** Start DATA TO USE **

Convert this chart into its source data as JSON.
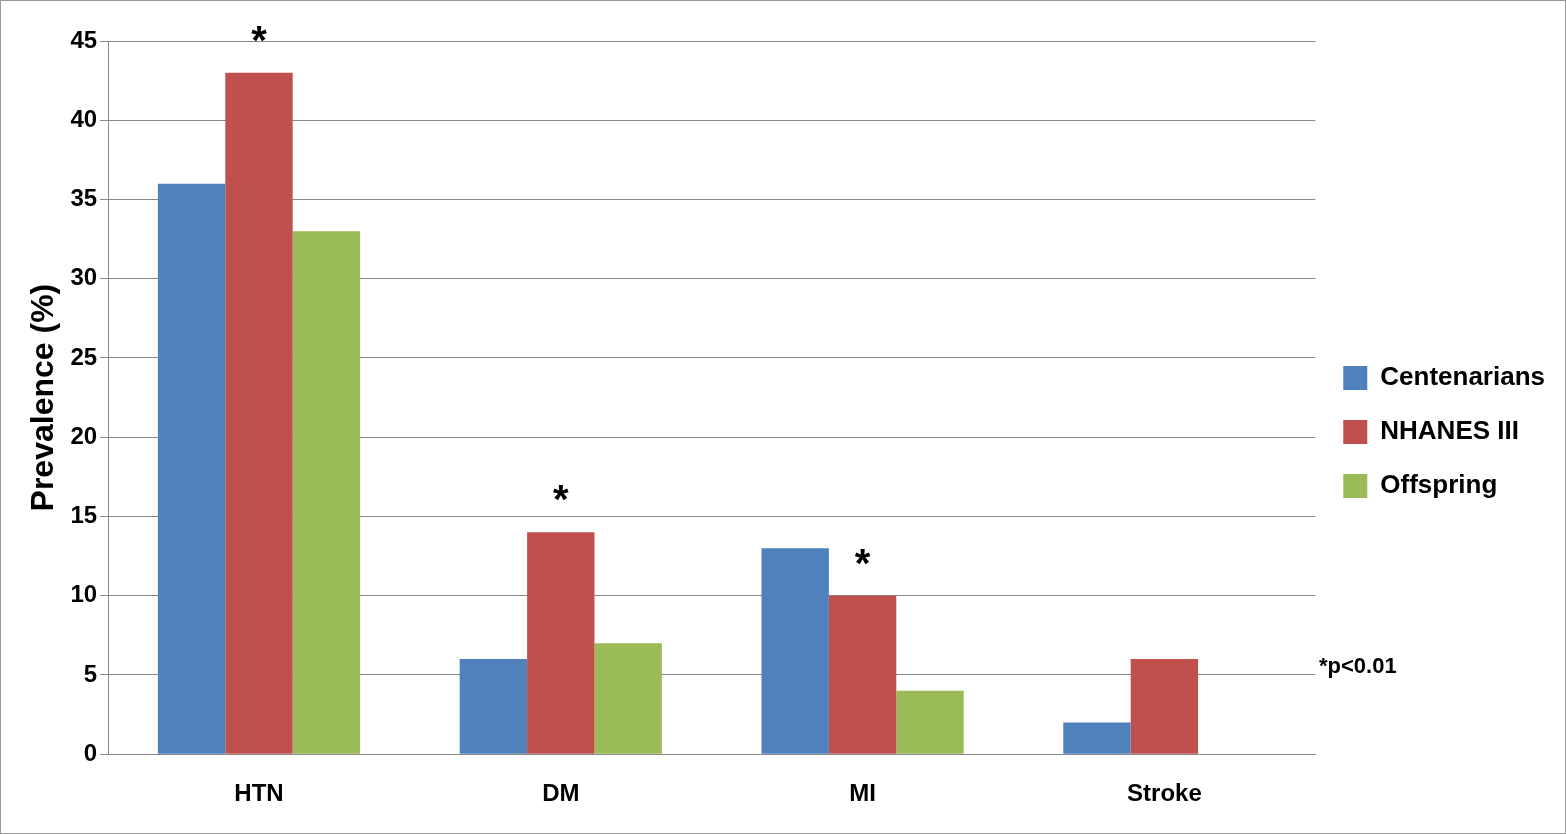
{
  "chart_data": {
    "type": "bar",
    "ylabel": "Prevalence (%)",
    "categories": [
      "HTN",
      "DM",
      "MI",
      "Stroke"
    ],
    "series": [
      {
        "name": "Centenarians",
        "color": "#4f81bd",
        "values": [
          36,
          6,
          13,
          2
        ]
      },
      {
        "name": "NHANES III",
        "color": "#c0504d",
        "values": [
          43,
          14,
          10,
          6
        ]
      },
      {
        "name": "Offspring",
        "color": "#9bbb59",
        "values": [
          33,
          7,
          4,
          0
        ]
      }
    ],
    "ylim": [
      0,
      45
    ],
    "yticks": [
      0,
      5,
      10,
      15,
      20,
      25,
      30,
      35,
      40,
      45
    ],
    "grid": "y",
    "legend": "right",
    "annotations": [
      {
        "text": "*",
        "x": "HTN",
        "y": 43
      },
      {
        "text": "*",
        "x": "DM",
        "y": 14
      },
      {
        "text": "*",
        "x": "MI",
        "y": 10
      },
      "*p<0.01"
    ]
  }
}
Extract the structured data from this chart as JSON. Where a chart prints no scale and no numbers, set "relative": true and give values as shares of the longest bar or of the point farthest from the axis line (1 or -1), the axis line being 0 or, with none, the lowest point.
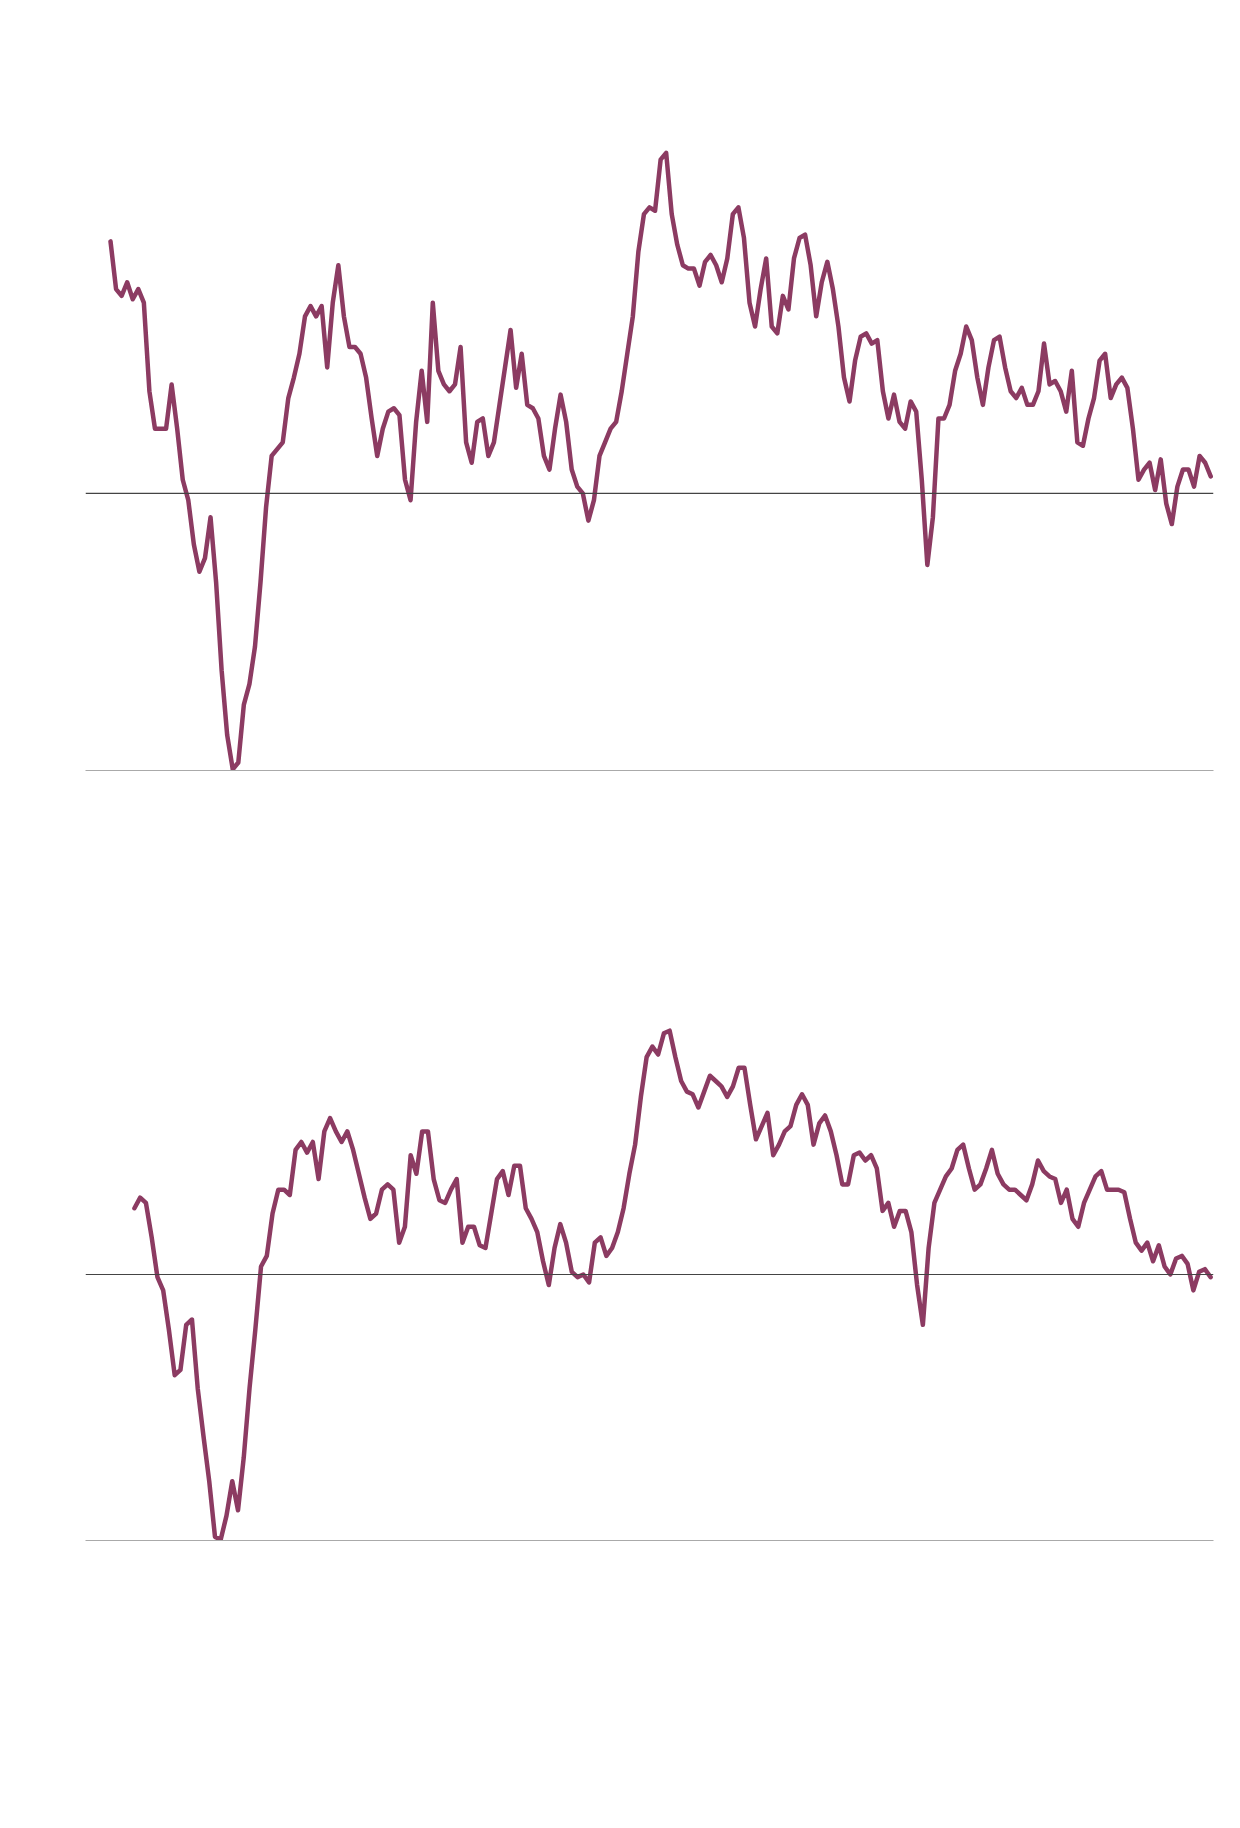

** End DATA TO USE **

§ **GOAL OF THE EXERCISE**
Every entry above needs to be retyped exactly; drop the pictures.

§ **SOLUTION BELOW**
Convert this chart into its source data as JSON.
{
  "chart_data": {
    "type": "bar",
    "ylabel": "Prevalence (%)",
    "categories": [
      "HTN",
      "DM",
      "MI",
      "Stroke"
    ],
    "series": [
      {
        "name": "Centenarians",
        "color": "#4f81bd",
        "values": [
          36,
          6,
          13,
          2
        ]
      },
      {
        "name": "NHANES III",
        "color": "#c0504d",
        "values": [
          43,
          14,
          10,
          6
        ]
      },
      {
        "name": "Offspring",
        "color": "#9bbb59",
        "values": [
          33,
          7,
          4,
          0
        ]
      }
    ],
    "ylim": [
      0,
      45
    ],
    "yticks": [
      0,
      5,
      10,
      15,
      20,
      25,
      30,
      35,
      40,
      45
    ],
    "grid": "y",
    "legend": "right",
    "annotations": [
      {
        "text": "*",
        "x": "HTN",
        "y": 43
      },
      {
        "text": "*",
        "x": "DM",
        "y": 14
      },
      {
        "text": "*",
        "x": "MI",
        "y": 10
      },
      "*p<0.01"
    ]
  }
}
Extract the structured data from this chart as JSON. Where a chart prints no scale and no numbers, set "relative": true and give values as shares of the longest bar or of the point farthest from the axis line (1 or -1), the axis line being 0 or, with none, the lowest point.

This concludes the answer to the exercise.